### TASK INSTRUCTIONS
Write out the whole of the material exactly.

### DATA SUPPLIED

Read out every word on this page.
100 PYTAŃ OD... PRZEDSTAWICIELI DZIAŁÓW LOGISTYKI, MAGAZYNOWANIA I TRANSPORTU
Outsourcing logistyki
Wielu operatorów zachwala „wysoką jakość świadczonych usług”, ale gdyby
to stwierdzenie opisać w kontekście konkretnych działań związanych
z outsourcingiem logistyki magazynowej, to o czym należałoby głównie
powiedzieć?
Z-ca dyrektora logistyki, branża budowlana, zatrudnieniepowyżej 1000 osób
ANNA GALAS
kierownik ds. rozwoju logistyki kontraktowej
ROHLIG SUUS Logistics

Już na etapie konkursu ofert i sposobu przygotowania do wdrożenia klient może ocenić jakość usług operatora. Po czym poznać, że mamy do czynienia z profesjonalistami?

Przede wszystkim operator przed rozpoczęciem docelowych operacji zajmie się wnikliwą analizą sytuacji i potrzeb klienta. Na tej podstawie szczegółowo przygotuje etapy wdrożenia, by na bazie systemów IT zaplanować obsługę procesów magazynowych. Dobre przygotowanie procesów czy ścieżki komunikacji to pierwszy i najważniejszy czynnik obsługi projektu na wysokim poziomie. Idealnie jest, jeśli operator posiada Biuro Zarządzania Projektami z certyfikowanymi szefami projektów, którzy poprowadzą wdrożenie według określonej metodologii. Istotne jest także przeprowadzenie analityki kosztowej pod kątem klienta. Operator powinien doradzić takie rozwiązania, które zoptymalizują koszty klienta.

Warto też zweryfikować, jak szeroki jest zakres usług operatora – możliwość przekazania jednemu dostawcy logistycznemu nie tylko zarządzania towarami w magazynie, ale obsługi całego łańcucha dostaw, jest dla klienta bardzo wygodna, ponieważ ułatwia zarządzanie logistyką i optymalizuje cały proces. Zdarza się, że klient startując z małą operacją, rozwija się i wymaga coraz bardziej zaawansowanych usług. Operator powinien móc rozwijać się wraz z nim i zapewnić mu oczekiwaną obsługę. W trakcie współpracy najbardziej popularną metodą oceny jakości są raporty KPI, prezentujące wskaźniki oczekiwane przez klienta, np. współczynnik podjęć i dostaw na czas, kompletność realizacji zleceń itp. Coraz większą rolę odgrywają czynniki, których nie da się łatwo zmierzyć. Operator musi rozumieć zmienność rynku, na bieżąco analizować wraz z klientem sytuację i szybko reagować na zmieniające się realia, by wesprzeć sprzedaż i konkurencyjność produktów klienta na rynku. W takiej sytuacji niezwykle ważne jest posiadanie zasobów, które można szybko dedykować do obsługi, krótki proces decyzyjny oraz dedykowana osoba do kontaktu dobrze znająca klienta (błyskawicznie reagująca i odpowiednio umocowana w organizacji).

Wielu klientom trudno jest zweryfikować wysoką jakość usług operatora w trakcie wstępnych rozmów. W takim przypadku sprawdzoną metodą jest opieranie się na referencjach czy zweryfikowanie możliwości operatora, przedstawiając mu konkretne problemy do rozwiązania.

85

### OUTPUT BELOW
Read out every word on this page.
100 PYTAŃ OD... PRZEDSTAWICIELI DZIAŁÓW LOGISTYKI, MAGAZYNOWANIA I TRANSPORTU
Outsourcing logistyki
Wielu operatorów zachwala „wysoką jakość świadczonych usług”, ale gdyby
to stwierdzenie opisać w kontekście konkretnych działań związanych
z outsourcingiem logistyki magazynowej, to o czym należałoby głównie
powiedzieć?
Z-ca dyrektora logistyki, branża budowlana, zatrudnieniepowyżej 1000 osób
ANNA GALAS
kierownik ds. rozwoju logistyki kontraktowej
ROHLIG SUUS Logistics

Już na etapie konkursu ofert i sposobu przygotowania do wdrożenia klient może ocenić jakość usług operatora. Po czym poznać, że mamy do czynienia z profesjonalistami?

Przede wszystkim operator przed rozpoczęciem docelowych operacji zajmie się wnikliwą analizą sytuacji i potrzeb klienta. Na tej podstawie szczegółowo przygotuje etapy wdrożenia, by na bazie systemów IT zaplanować obsługę procesów magazynowych. Dobre przygotowanie procesów czy ścieżki komunikacji to pierwszy i najważniejszy czynnik obsługi projektu na wysokim poziomie. Idealnie jest, jeśli operator posiada Biuro Zarządzania Projektami z certyfikowanymi szefami projektów, którzy poprowadzą wdrożenie według określonej metodologii. Istotne jest także przeprowadzenie analityki kosztowej pod kątem klienta. Operator powinien doradzić takie rozwiązania, które zoptymalizują koszty klienta.

Warto też zweryfikować, jak szeroki jest zakres usług operatora – możliwość przekazania jednemu dostawcy logistycznemu nie tylko zarządzania towarami w magazynie, ale obsługi całego łańcucha dostaw, jest dla klienta bardzo wygodna, ponieważ ułatwia zarządzanie logistyką i optymalizuje cały proces. Zdarza się, że klient startując z małą operacją, rozwija się i wymaga coraz bardziej zaawansowanych usług. Operator powinien móc rozwijać się wraz z nim i zapewnić mu oczekiwaną obsługę. W trakcie współpracy najbardziej popularną metodą oceny jakości są raporty KPI, prezentujące wskaźniki oczekiwane przez klienta, np. współczynnik podjęć i dostaw na czas, kompletność realizacji zleceń itp. Coraz większą rolę odgrywają czynniki, których nie da się łatwo zmierzyć. Operator musi rozumieć zmienność rynku, na bieżąco analizować wraz z klientem sytuację i szybko reagować na zmieniające się realia, by wesprzeć sprzedaż i konkurencyjność produktów klienta na rynku. W takiej sytuacji niezwykle ważne jest posiadanie zasobów, które można szybko dedykować do obsługi, krótki proces decyzyjny oraz dedykowana osoba do kontaktu dobrze znająca klienta (błyskawicznie reagująca i odpowiednio umocowana w organizacji).

Wielu klientom trudno jest zweryfikować wysoką jakość usług operatora w trakcie wstępnych rozmów. W takim przypadku sprawdzoną metodą jest opieranie się na referencjach czy zweryfikowanie możliwości operatora, przedstawiając mu konkretne problemy do rozwiązania.

85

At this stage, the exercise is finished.